Source data
┄┄┄┄┄┄
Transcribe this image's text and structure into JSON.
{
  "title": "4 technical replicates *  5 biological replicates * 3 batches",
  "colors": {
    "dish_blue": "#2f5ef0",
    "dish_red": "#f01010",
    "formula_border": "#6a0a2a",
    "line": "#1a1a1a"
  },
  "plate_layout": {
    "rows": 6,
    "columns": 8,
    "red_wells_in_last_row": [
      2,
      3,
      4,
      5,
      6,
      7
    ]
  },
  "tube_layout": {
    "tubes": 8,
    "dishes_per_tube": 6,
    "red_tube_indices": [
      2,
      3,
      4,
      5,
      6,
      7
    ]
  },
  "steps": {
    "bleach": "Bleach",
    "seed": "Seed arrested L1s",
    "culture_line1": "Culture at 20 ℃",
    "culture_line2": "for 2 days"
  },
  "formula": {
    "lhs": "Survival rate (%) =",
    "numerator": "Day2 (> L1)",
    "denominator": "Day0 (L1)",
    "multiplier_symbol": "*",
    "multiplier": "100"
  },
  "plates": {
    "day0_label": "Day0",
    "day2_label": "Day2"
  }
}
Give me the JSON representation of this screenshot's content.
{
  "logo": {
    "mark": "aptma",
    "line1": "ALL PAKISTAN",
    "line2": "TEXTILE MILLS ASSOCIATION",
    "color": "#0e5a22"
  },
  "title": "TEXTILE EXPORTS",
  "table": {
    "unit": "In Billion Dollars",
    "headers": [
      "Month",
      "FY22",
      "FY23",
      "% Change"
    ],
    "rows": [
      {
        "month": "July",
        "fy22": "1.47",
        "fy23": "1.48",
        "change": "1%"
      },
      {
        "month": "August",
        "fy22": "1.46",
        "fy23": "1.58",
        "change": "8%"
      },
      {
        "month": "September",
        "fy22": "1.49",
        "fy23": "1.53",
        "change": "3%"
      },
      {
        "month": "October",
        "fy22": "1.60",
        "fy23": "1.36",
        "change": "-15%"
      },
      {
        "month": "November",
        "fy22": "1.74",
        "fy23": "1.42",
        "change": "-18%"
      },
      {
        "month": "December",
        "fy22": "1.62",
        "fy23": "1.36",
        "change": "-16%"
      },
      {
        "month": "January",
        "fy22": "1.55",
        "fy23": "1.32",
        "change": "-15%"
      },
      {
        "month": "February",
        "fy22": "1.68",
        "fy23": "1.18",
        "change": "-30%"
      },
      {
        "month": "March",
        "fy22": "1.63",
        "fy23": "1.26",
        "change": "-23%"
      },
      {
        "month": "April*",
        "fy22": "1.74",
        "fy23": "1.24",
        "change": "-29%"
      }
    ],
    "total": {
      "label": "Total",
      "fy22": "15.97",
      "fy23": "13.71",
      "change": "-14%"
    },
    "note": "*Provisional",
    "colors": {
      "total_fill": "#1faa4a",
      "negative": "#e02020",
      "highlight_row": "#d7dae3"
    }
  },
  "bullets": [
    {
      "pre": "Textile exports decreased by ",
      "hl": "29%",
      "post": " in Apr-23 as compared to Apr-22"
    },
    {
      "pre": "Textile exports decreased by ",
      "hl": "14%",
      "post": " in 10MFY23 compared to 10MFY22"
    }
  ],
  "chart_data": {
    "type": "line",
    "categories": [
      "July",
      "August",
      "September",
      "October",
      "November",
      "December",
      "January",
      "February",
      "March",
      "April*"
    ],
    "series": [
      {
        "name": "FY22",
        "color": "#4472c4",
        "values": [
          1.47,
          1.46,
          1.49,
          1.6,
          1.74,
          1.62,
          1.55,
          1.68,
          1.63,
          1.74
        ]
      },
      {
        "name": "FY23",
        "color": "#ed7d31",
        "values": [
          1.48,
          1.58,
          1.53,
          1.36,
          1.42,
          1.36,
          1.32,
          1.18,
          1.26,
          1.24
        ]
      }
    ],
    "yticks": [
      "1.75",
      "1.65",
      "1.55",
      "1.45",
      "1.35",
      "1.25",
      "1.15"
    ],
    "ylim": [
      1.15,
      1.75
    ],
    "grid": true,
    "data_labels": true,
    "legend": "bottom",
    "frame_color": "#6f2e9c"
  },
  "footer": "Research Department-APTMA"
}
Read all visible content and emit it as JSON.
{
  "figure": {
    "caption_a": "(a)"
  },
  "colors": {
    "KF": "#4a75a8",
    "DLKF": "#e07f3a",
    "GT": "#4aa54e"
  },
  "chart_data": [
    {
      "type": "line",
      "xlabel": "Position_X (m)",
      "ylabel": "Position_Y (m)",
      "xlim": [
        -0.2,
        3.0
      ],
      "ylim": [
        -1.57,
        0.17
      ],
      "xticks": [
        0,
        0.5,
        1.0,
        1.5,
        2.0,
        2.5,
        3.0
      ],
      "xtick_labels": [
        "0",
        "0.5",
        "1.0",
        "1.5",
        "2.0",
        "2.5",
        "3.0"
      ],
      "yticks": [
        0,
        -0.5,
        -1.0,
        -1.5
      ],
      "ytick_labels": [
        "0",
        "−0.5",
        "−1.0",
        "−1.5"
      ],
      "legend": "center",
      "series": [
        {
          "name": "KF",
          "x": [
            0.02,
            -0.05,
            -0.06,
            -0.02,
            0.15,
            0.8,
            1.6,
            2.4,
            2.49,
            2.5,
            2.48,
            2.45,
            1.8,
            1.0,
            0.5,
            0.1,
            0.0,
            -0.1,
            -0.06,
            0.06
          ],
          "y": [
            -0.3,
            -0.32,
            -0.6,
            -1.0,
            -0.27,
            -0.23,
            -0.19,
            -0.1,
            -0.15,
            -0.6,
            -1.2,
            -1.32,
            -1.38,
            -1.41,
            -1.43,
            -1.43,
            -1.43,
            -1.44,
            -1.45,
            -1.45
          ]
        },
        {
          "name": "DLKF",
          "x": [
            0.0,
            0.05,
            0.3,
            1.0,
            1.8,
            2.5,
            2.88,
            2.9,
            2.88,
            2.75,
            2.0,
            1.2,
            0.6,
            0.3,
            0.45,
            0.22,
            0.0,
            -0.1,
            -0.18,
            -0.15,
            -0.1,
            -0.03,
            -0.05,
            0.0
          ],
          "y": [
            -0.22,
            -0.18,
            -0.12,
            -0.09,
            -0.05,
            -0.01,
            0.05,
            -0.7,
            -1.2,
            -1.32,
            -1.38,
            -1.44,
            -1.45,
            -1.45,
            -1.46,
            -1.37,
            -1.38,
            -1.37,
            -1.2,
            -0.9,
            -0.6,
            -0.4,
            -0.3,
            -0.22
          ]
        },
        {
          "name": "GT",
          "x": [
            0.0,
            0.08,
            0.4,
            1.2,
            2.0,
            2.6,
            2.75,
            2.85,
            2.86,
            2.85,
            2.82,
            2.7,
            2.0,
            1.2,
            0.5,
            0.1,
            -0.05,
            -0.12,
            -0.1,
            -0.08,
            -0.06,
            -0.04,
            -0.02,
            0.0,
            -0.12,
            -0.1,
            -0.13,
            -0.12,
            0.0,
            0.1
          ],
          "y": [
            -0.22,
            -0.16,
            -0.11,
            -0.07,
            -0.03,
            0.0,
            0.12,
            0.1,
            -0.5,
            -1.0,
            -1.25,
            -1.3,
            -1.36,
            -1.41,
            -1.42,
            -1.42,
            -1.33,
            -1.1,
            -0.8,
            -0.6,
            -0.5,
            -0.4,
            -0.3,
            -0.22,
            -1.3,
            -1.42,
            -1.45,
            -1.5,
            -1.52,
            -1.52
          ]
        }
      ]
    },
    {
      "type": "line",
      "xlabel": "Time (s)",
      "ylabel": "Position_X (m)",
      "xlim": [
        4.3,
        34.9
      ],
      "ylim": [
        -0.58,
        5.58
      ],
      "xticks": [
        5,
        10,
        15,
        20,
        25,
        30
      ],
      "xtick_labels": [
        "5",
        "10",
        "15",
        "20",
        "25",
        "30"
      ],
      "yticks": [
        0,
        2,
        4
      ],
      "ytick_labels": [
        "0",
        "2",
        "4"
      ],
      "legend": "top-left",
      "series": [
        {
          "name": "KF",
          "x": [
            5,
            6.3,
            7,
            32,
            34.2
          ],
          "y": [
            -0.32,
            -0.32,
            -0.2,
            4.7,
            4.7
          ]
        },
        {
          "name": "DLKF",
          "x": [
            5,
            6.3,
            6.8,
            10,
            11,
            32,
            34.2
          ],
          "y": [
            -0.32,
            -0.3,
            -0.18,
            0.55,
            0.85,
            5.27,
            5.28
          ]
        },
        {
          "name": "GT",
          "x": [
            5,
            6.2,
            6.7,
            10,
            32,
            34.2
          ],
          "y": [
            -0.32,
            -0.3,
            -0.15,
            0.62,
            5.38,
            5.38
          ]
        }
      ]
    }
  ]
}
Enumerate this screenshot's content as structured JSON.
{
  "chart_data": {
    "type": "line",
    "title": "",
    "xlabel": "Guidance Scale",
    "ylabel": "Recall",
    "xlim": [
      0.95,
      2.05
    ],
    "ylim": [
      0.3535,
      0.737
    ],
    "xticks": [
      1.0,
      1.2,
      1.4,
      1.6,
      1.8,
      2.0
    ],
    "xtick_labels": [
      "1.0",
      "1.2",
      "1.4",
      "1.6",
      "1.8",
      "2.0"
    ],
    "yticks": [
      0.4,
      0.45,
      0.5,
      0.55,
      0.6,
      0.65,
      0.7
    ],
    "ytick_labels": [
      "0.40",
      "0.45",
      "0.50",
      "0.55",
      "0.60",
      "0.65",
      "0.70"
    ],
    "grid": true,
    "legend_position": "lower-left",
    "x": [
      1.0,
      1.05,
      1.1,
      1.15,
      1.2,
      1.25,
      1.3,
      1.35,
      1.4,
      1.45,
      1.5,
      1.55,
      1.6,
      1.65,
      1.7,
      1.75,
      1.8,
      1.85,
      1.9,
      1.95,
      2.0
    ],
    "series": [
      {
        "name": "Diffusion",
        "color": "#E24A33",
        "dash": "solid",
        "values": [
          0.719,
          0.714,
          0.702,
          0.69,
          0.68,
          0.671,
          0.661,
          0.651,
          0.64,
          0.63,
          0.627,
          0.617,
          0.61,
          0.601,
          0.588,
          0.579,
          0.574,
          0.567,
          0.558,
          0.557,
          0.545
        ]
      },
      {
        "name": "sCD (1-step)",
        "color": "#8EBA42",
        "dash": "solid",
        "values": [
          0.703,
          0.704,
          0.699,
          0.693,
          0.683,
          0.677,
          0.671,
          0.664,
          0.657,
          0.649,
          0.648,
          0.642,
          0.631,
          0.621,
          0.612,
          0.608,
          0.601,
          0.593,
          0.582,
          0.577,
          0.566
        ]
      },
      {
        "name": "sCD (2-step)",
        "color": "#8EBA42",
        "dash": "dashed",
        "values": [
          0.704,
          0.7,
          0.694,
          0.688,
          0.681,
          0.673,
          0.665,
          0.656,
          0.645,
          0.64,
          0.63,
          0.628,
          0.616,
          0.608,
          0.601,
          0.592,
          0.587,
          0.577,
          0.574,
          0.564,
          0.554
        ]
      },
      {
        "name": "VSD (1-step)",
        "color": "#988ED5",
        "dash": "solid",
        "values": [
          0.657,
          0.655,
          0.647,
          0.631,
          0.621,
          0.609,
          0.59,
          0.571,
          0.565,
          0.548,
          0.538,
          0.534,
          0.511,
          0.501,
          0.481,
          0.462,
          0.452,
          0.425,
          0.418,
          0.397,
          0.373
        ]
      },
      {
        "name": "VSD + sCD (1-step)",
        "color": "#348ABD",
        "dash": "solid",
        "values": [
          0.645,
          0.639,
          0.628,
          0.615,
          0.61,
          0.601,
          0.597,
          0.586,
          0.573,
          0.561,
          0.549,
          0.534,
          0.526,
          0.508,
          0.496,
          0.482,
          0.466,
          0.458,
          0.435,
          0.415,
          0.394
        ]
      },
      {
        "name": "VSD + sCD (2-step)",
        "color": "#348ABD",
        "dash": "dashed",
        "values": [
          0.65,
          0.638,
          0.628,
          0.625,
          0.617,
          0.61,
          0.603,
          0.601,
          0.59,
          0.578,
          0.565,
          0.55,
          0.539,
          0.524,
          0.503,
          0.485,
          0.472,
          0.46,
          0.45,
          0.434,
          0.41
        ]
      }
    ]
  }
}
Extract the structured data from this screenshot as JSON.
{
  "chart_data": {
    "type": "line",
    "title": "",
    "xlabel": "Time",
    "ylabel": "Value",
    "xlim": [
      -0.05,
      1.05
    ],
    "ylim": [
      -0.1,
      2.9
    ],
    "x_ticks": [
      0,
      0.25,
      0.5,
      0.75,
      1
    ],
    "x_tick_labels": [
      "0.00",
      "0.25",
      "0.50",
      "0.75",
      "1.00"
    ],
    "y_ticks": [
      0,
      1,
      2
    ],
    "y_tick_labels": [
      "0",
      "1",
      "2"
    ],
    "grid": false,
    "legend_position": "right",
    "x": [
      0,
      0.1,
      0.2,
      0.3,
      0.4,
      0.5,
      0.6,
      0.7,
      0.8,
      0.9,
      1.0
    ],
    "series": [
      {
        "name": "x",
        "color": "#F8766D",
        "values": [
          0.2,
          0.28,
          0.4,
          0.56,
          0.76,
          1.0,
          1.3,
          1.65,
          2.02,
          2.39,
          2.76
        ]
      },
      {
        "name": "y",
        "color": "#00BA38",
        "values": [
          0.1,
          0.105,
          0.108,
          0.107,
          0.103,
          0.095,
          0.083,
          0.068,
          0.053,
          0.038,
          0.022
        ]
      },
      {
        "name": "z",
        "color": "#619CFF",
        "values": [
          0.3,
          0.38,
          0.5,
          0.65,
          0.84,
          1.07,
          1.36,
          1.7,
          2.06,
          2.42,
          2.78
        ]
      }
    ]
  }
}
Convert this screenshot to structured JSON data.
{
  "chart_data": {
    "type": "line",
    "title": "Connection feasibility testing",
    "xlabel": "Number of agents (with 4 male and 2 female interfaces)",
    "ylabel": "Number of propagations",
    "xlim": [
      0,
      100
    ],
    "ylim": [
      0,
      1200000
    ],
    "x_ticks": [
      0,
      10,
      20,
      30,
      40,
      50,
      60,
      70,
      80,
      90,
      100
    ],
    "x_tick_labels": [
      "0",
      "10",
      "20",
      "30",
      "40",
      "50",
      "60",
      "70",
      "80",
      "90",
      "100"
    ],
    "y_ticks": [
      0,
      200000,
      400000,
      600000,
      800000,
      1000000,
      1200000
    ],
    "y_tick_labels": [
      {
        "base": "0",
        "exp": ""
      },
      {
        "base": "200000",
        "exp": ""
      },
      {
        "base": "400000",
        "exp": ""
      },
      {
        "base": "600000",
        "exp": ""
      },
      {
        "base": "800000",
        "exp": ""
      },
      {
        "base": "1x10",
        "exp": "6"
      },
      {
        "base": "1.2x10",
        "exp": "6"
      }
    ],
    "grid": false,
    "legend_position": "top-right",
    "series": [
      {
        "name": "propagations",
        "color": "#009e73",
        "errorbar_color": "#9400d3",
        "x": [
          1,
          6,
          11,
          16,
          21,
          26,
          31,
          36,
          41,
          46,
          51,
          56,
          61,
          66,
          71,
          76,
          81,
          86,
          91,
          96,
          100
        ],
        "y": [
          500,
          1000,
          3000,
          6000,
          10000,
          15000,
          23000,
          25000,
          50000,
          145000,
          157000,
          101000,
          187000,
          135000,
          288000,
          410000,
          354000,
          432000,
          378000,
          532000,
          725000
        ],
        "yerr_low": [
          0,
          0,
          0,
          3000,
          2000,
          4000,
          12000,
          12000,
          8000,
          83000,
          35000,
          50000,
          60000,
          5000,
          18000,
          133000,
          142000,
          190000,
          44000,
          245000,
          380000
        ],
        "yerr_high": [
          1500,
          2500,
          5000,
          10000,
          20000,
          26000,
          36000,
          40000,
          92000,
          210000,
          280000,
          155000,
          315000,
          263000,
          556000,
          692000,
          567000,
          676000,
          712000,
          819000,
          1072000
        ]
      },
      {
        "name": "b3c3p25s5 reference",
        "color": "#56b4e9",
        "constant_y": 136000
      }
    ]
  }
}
┄┄┄┄┄┄
**Objective:** Isolate each line of the listing above that includes "screenshot". Copy it.

**The output:**
Give me the JSON representation of this screenshot's content.
Enumerate this screenshot's content as structured JSON.
Extract the structured data from this screenshot as JSON.
Convert this screenshot to structured JSON data.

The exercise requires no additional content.